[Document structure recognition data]

------------------------------------------------------------------------

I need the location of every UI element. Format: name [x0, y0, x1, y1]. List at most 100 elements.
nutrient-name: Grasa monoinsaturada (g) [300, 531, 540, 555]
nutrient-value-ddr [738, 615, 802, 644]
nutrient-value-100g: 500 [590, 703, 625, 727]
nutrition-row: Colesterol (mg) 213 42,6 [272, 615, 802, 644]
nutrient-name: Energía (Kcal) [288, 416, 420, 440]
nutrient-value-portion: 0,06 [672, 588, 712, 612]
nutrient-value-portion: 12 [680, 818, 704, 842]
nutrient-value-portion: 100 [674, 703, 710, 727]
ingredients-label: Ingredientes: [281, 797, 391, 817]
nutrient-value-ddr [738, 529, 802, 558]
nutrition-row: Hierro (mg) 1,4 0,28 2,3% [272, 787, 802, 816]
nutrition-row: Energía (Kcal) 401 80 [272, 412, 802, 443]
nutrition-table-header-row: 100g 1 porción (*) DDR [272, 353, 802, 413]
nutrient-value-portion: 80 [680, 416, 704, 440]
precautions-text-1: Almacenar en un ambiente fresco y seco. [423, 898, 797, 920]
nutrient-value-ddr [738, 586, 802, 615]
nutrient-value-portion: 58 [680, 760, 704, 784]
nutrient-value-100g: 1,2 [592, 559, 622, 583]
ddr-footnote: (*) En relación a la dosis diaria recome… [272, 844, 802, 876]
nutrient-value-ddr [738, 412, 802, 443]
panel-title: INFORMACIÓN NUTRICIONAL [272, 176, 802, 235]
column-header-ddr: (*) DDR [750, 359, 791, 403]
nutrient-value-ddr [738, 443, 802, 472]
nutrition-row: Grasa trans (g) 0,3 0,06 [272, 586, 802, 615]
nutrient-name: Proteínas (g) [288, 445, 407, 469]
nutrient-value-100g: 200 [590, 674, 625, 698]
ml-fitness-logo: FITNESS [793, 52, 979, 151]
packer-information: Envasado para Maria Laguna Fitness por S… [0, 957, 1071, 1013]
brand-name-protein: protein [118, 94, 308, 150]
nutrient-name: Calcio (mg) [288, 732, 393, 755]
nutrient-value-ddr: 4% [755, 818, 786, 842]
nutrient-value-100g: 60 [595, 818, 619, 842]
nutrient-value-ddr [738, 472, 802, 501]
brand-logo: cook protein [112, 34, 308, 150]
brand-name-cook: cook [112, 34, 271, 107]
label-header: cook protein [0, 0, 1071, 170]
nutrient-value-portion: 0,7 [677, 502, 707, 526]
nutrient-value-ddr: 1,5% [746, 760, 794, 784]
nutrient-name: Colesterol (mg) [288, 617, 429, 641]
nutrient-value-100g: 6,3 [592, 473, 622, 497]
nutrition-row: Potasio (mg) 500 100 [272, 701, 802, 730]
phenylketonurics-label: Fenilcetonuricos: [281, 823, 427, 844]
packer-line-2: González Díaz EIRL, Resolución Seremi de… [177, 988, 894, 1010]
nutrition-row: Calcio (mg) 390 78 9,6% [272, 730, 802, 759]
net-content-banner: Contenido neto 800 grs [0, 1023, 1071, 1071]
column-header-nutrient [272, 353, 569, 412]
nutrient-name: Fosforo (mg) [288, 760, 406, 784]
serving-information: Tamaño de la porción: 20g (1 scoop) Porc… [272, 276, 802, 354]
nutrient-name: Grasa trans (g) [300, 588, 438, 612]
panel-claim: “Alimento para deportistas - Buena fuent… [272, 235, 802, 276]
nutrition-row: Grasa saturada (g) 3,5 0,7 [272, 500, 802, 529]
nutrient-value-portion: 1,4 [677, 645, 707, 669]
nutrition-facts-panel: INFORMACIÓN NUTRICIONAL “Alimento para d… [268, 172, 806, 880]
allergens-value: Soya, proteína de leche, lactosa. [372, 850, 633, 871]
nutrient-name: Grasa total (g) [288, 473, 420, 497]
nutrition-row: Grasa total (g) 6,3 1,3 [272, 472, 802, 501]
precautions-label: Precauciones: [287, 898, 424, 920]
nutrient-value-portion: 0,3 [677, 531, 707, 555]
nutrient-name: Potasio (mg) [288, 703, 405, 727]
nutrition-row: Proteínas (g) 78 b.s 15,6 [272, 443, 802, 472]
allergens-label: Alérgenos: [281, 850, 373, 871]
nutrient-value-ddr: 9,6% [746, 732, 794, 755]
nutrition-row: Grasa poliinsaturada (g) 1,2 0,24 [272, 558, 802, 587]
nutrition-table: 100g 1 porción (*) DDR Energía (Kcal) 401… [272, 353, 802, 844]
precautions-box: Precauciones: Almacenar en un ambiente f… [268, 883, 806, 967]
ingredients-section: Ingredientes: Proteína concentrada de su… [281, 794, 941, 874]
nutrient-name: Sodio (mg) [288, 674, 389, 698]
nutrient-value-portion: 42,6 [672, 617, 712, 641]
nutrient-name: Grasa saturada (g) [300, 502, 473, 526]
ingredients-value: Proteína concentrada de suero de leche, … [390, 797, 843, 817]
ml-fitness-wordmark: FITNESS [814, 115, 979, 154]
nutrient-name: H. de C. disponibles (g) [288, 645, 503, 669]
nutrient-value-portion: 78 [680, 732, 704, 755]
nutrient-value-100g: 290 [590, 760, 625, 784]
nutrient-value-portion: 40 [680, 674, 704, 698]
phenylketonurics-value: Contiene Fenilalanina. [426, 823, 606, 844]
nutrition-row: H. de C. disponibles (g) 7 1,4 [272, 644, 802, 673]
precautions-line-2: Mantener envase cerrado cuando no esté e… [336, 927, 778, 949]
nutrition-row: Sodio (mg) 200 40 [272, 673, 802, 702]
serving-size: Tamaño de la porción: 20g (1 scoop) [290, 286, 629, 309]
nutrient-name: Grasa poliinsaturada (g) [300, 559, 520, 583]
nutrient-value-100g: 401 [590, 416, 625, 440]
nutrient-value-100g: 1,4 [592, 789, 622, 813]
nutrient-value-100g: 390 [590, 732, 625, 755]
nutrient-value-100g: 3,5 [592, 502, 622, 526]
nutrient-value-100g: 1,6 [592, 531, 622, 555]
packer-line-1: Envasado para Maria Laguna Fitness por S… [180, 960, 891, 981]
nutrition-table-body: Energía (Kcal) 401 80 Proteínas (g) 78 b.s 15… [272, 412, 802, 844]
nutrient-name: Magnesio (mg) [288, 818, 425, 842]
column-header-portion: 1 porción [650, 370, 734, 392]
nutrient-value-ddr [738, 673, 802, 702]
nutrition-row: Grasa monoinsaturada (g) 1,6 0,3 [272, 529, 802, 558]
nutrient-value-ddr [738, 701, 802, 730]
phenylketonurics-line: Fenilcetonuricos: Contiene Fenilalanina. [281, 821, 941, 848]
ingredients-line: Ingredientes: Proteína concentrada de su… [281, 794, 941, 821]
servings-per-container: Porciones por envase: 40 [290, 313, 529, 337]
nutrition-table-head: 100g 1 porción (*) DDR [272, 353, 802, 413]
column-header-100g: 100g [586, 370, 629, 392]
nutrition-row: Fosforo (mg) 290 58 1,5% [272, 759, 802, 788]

------------------------------------------------------------------------

ACTION ITEM: Reproduce the full set of entries above exactly, without dropping a line.

EXERCISE RESULT:
I need the location of every UI element. Format: name [x0, y0, x1, y1]. List at most 100 elements.
nutrient-name: Grasa monoinsaturada (g) [300, 531, 540, 555]
nutrient-value-ddr [738, 615, 802, 644]
nutrient-value-100g: 500 [590, 703, 625, 727]
nutrition-row: Colesterol (mg) 213 42,6 [272, 615, 802, 644]
nutrient-name: Energía (Kcal) [288, 416, 420, 440]
nutrient-value-portion: 0,06 [672, 588, 712, 612]
nutrient-value-portion: 12 [680, 818, 704, 842]
nutrient-value-portion: 100 [674, 703, 710, 727]
ingredients-label: Ingredientes: [281, 797, 391, 817]
nutrient-value-ddr [738, 529, 802, 558]
nutrition-row: Hierro (mg) 1,4 0,28 2,3% [272, 787, 802, 816]
nutrition-row: Energía (Kcal) 401 80 [272, 412, 802, 443]
nutrition-table-header-row: 100g 1 porción (*) DDR [272, 353, 802, 413]
nutrient-value-portion: 80 [680, 416, 704, 440]
precautions-text-1: Almacenar en un ambiente fresco y seco. [423, 898, 797, 920]
nutrient-value-ddr [738, 586, 802, 615]
nutrient-value-portion: 58 [680, 760, 704, 784]
nutrient-value-100g: 1,2 [592, 559, 622, 583]
ddr-footnote: (*) En relación a la dosis diaria recome… [272, 844, 802, 876]
nutrient-value-ddr [738, 412, 802, 443]
panel-title: INFORMACIÓN NUTRICIONAL [272, 176, 802, 235]
column-header-ddr: (*) DDR [750, 359, 791, 403]
nutrient-value-ddr [738, 443, 802, 472]
nutrition-row: Grasa trans (g) 0,3 0,06 [272, 586, 802, 615]
nutrient-name: Proteínas (g) [288, 445, 407, 469]
nutrient-value-100g: 200 [590, 674, 625, 698]
ml-fitness-logo: FITNESS [793, 52, 979, 151]
packer-information: Envasado para Maria Laguna Fitness por S… [0, 957, 1071, 1013]
brand-name-protein: protein [118, 94, 308, 150]
nutrient-name: Calcio (mg) [288, 732, 393, 755]
nutrient-value-ddr: 4% [755, 818, 786, 842]
nutrient-value-100g: 60 [595, 818, 619, 842]
nutrient-value-ddr [738, 472, 802, 501]
brand-logo: cook protein [112, 34, 308, 150]
brand-name-cook: cook [112, 34, 271, 107]
label-header: cook protein [0, 0, 1071, 170]
nutrient-value-portion: 0,7 [677, 502, 707, 526]
nutrient-value-ddr: 1,5% [746, 760, 794, 784]
nutrient-name: Colesterol (mg) [288, 617, 429, 641]
nutrient-value-100g: 6,3 [592, 473, 622, 497]
nutrition-row: Potasio (mg) 500 100 [272, 701, 802, 730]
phenylketonurics-label: Fenilcetonuricos: [281, 823, 427, 844]
packer-line-2: González Díaz EIRL, Resolución Seremi de… [177, 988, 894, 1010]
nutrition-row: Calcio (mg) 390 78 9,6% [272, 730, 802, 759]
net-content-banner: Contenido neto 800 grs [0, 1023, 1071, 1071]
column-header-nutrient [272, 353, 569, 412]
nutrient-name: Fosforo (mg) [288, 760, 406, 784]
serving-information: Tamaño de la porción: 20g (1 scoop) Porc… [272, 276, 802, 354]
nutrient-name: Grasa trans (g) [300, 588, 438, 612]
panel-claim: “Alimento para deportistas - Buena fuent… [272, 235, 802, 276]
nutrition-row: Grasa saturada (g) 3,5 0,7 [272, 500, 802, 529]
nutrient-value-portion: 1,4 [677, 645, 707, 669]
nutrition-facts-panel: INFORMACIÓN NUTRICIONAL “Alimento para d… [268, 172, 806, 880]
allergens-value: Soya, proteína de leche, lactosa. [372, 850, 633, 871]
nutrient-name: Grasa total (g) [288, 473, 420, 497]
nutrition-row: Grasa total (g) 6,3 1,3 [272, 472, 802, 501]
precautions-label: Precauciones: [287, 898, 424, 920]
nutrient-value-portion: 0,3 [677, 531, 707, 555]
nutrient-name: Potasio (mg) [288, 703, 405, 727]
nutrition-row: Proteínas (g) 78 b.s 15,6 [272, 443, 802, 472]
allergens-label: Alérgenos: [281, 850, 373, 871]
nutrient-value-ddr: 9,6% [746, 732, 794, 755]
nutrition-row: Grasa poliinsaturada (g) 1,2 0,24 [272, 558, 802, 587]
nutrition-table: 100g 1 porción (*) DDR Energía (Kcal) 401… [272, 353, 802, 844]
precautions-box: Precauciones: Almacenar en un ambiente f… [268, 883, 806, 967]
ingredients-section: Ingredientes: Proteína concentrada de su… [281, 794, 941, 874]
nutrient-name: Sodio (mg) [288, 674, 389, 698]
nutrient-value-portion: 42,6 [672, 617, 712, 641]
nutrient-name: Grasa saturada (g) [300, 502, 473, 526]
ingredients-value: Proteína concentrada de suero de leche, … [390, 797, 843, 817]
ml-fitness-wordmark: FITNESS [814, 115, 979, 154]
nutrient-name: H. de C. disponibles (g) [288, 645, 503, 669]
nutrient-value-portion: 78 [680, 732, 704, 755]
nutrient-value-100g: 290 [590, 760, 625, 784]
nutrient-value-portion: 40 [680, 674, 704, 698]
phenylketonurics-value: Contiene Fenilalanina. [426, 823, 606, 844]
nutrition-row: H. de C. disponibles (g) 7 1,4 [272, 644, 802, 673]
precautions-line-2: Mantener envase cerrado cuando no esté e… [336, 927, 778, 949]
nutrition-row: Sodio (mg) 200 40 [272, 673, 802, 702]
serving-size: Tamaño de la porción: 20g (1 scoop) [290, 286, 629, 309]
nutrient-name: Grasa poliinsaturada (g) [300, 559, 520, 583]
nutrient-value-100g: 401 [590, 416, 625, 440]
nutrient-value-100g: 1,4 [592, 789, 622, 813]
nutrient-value-100g: 390 [590, 732, 625, 755]
nutrient-value-100g: 3,5 [592, 502, 622, 526]
nutrient-value-100g: 1,6 [592, 531, 622, 555]
packer-line-1: Envasado para Maria Laguna Fitness por S… [180, 960, 891, 981]
nutrition-table-body: Energía (Kcal) 401 80 Proteínas (g) 78 b.s 15… [272, 412, 802, 844]
nutrient-name: Magnesio (mg) [288, 818, 425, 842]
column-header-portion: 1 porción [650, 370, 734, 392]
nutrient-value-ddr [738, 673, 802, 702]
nutrition-row: Grasa monoinsaturada (g) 1,6 0,3 [272, 529, 802, 558]
nutrient-value-ddr [738, 701, 802, 730]
phenylketonurics-line: Fenilcetonuricos: Contiene Fenilalanina. [281, 821, 941, 848]
ingredients-line: Ingredientes: Proteína concentrada de su… [281, 794, 941, 821]
servings-per-container: Porciones por envase: 40 [290, 313, 529, 337]
nutrition-table-head: 100g 1 porción (*) DDR [272, 353, 802, 413]
column-header-100g: 100g [586, 370, 629, 392]
nutrition-row: Fosforo (mg) 290 58 1,5% [272, 759, 802, 788]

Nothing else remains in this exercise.